*Work required:*
Pick out all lines with the word "ESTIRA" from the records that follow.

*Exercise data:*
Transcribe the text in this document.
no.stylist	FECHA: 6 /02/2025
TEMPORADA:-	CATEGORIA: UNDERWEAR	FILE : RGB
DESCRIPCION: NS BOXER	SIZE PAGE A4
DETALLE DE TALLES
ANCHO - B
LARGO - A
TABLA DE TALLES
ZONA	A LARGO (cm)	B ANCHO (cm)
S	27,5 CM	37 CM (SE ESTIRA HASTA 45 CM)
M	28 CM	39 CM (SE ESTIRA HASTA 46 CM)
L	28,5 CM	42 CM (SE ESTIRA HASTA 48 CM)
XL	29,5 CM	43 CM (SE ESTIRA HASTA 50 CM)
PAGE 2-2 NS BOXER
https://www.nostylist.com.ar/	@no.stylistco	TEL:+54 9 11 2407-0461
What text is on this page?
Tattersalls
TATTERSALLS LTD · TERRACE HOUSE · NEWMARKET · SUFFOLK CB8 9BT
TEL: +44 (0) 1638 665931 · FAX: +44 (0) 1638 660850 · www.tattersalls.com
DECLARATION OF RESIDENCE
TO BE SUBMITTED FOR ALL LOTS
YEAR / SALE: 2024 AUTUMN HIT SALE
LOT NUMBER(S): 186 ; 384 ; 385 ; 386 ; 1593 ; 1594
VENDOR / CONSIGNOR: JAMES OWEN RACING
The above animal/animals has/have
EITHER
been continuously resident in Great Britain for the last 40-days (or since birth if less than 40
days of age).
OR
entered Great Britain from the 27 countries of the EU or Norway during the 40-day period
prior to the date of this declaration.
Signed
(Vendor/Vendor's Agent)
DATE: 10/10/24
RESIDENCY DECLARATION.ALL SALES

*Output for this task:*
S	27,5 CM	37 CM (SE ESTIRA HASTA 45 CM)
M	28 CM	39 CM (SE ESTIRA HASTA 46 CM)
L	28,5 CM	42 CM (SE ESTIRA HASTA 48 CM)
XL	29,5 CM	43 CM (SE ESTIRA HASTA 50 CM)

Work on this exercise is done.